Kutipan Sumber:
Misalnya dalam bidang ibadah diberikan rukshoh mengqhashar sholat dan berbuka
puasa bagi musafir.
-
Mashlahat
tahsiniyyah, ialah kebutuhan manusia yang sifatnya pelengkap berupa keleluasaan
yang dapat melengkapi kemashlahatan sebelumnya. Misalnya dianjurkan makan
makanan yang bergizi, berpakaian yang bagus, melakukan ibadah-ibadah sunnah
sebagai amalan tambahan.[5]
b. Segi
cakupan/kandungannya
-
Mashlahah
‘ammah, yaitu kemashlahatan umum yang menyangkut kepentingan orang banyak. Umum
tidak berarti untuk kepentingan semua orang, tetapi bisa berbentuk kepentingan
mayoritas umat atau kebanyakan umat. Misalnya para ulama membolehkan hukuman
mati kepada penyebar bid’ah yang dapat merusak akidah umat, karena menyangkut
kepentingan orang banyak.
-
Maslahah
khashshah, yaitu kemashlahatan yang bersifat khusu atau pribadi, seperti
kemashlahatan yang berkaitan dengan pemutusan hubungan perkawinan seseorang
yang dinyatakan hilang (mafqud).[6]
c. Segi
berubah/tidaknya
-
Mashlahah
tsabitah ialah kemashlahatan yang bersifat tetap, tidak berubah dengan
perubahan zaman. Misalnya berbagai kewajiban ibadah, seperti sholat, puasa,
zakat, haji.
-
Mashlahat
mutaghayyirah ialah kemashlahatan yang berubah-ubah sesuai dengan perubahan
tempat, waktu dan subjek hukum. Kemashlahatan ini umumnya berkaitan dengan
permasalahan muamalah dan adat kebiasaan. [7]
d. Segi
keberadaan mashalahat menurut syara,
-
Mashlahat
mu’tabarah yaitu mashlahat yang secara tegas diakui syariat dan telah
ditetapkan ketentuan-ketentuan hukum untuk merealisasikannya. Misalnya
diperintahkan jihad untuk memelihara agama dari rongrongan musuh, diwajibkan
hukuman qishas untuk menjaga kelestarian jiwa, sanksi hukum untuk peminum khamr
untuk memelihara akal, sanksi hukum jilid bagi pezina untuk memelihara
kehormatan dan keturunan, serta ancaman hukuman pencuri untuk menjaga harta.
-
Mashlahat
mulghah ialah sesuatu yang dianggap mashlahat oleh akal pikiran, tetapi
dianggap palsu karena kenyataannya bertentangan dengan syariat. Misalnya ada
anggapan bahwa menyamakan pembagian warisan antara anak laki-laki dan anak
perempuan adalah mashlahat.
-
Mashlahat
mursalah yaitu kemashlahatan yang keberadaannya tidak didukung syara’ dan tidak
pula dibatalkan/ditolak oleh syara’ melalui
dalil rinci, tetapi kemashlahatan ini didukung oleh sekumpulan makna
nash, baik berupa ayat atau hadis. [8]
C.

Baris Data:
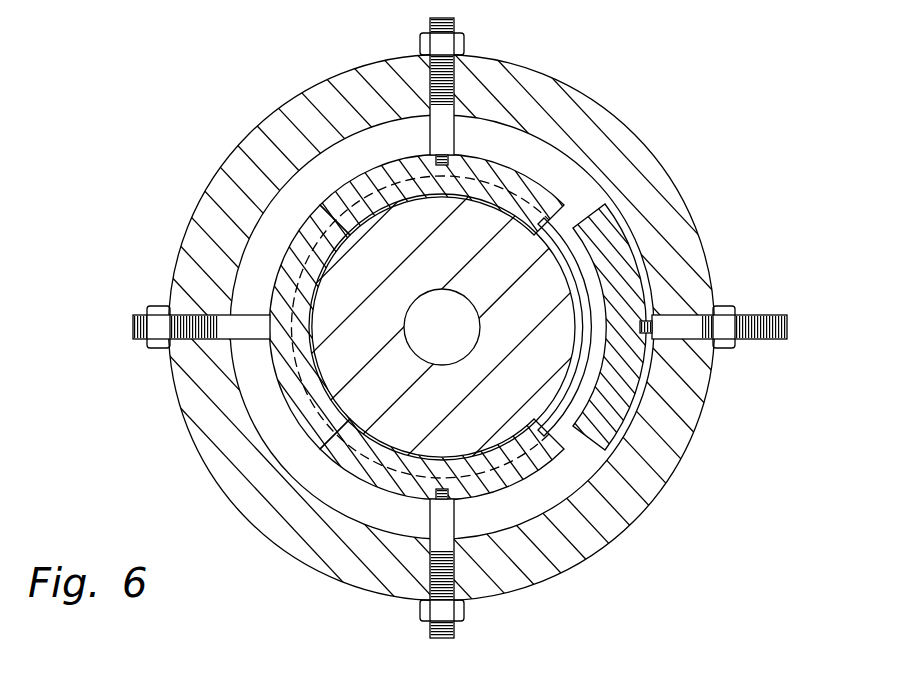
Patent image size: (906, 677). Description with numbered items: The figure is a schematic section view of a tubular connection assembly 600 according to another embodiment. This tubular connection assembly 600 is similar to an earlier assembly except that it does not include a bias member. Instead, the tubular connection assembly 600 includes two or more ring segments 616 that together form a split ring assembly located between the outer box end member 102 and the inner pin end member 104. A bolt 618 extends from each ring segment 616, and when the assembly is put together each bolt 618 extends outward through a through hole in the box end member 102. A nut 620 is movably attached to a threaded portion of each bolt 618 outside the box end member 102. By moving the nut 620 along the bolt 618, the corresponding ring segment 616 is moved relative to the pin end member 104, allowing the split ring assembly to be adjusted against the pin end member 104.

The tubular connection assembly 600 is at (197, 107).
The box end member 102 is at (635, 141).
The pin end member 104 is at (338, 367).
The ring segment 616 is at (350, 190).
The bolt 618 is at (430, 23).
The nut 620 is at (464, 40).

Instruksi:
Tuliskan lanjutan teks tentang pembagian mashlahat di atas, mulai dari titik terakhir yang ditampilkan.

Jawaban Tugas:
Pendapat
Ulama dan Argumennya Tentang Mashlahah Mursalah
1. Pendapat
Ulama
Jumhur
ulama menetapkan bahwa mashlahah mursalah itu adalah sebagai dalil syara’ yang
dapat digunakan untuk menetapkan suatu hukum. Alasan yang mereka kemukakan
adalah sebagai berikut:
a. Kemashlahatan
manusia terus berkembang dan bertambah.
b. Menurut
penyelidikan, hukum-hukum, keputusan-keputusan, dan peraturan yang dikeluarkan
oleh sahabat dan tabi’in adalah untuk kemaslahatan bersama. Misalnya, kebijakan
Abu Bakar dalam mengumpulkan al-Quran dan menuliskan seluruh ayat-ayatnya pada
lembaran-lembaran mushaf.[9]
Para
ulama pendukung mashlahah mursalah, yaitu ulama Malikiyyah dan ulama Hanabilah
menetapkan syarat-syarat untuk dilaksakannya ijtihad dengan maslahat mursalah, sebagaimana
dipaparkan oleh Amir Syarifuddin, dengan empat syarat sebagai berikut:
a. Mashlahat
itu merupakan mashlahat yang hakiki dan bersifat umum, artinya menurut akal
sehat mashlahat itu betul-betul mendatangkan manfaat atau menghindarkan
mafsadat secara nyata bagi orang banyak.
b. Mashlahat
umum yang hakiki/nyata itu harus sejalan dengan maksud dan tujuan syara’ dalam
setiap penetapan hukum, yaitu terwujudnya kemashlahatan umat manusia.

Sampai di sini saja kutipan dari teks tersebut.